— START OF Source material —
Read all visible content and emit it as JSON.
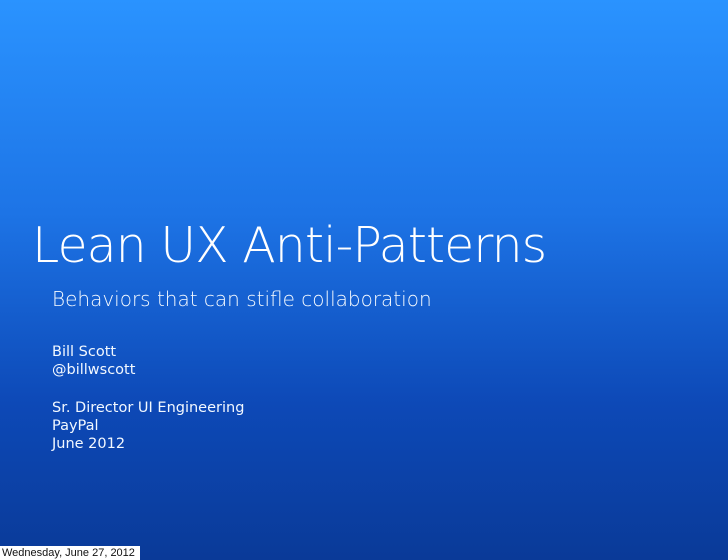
{
  "slide": {
    "title": "Lean UX Anti-Patterns",
    "subtitle": "Behaviors that can stifle collaboration",
    "author": {
      "name": "Bill Scott",
      "handle": "@billwscott"
    },
    "details": {
      "role": "Sr. Director UI Engineering",
      "company": "PayPal",
      "date": "June 2012"
    },
    "footer_date": "Wednesday, June 27, 2012",
    "colors": {
      "background_top": "#2a93ff",
      "background_bottom": "#0a3a98",
      "text": "#ffffff"
    }
  }
}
— END OF Source material —
Task requirements>
Repeat the data exactly, dropping every picture it holds.

Solution below>
Read all visible content and emit it as JSON.
{
  "slide": {
    "title": "Lean UX Anti-Patterns",
    "subtitle": "Behaviors that can stifle collaboration",
    "author": {
      "name": "Bill Scott",
      "handle": "@billwscott"
    },
    "details": {
      "role": "Sr. Director UI Engineering",
      "company": "PayPal",
      "date": "June 2012"
    },
    "footer_date": "Wednesday, June 27, 2012",
    "colors": {
      "background_top": "#2a93ff",
      "background_bottom": "#0a3a98",
      "text": "#ffffff"
    }
  }
}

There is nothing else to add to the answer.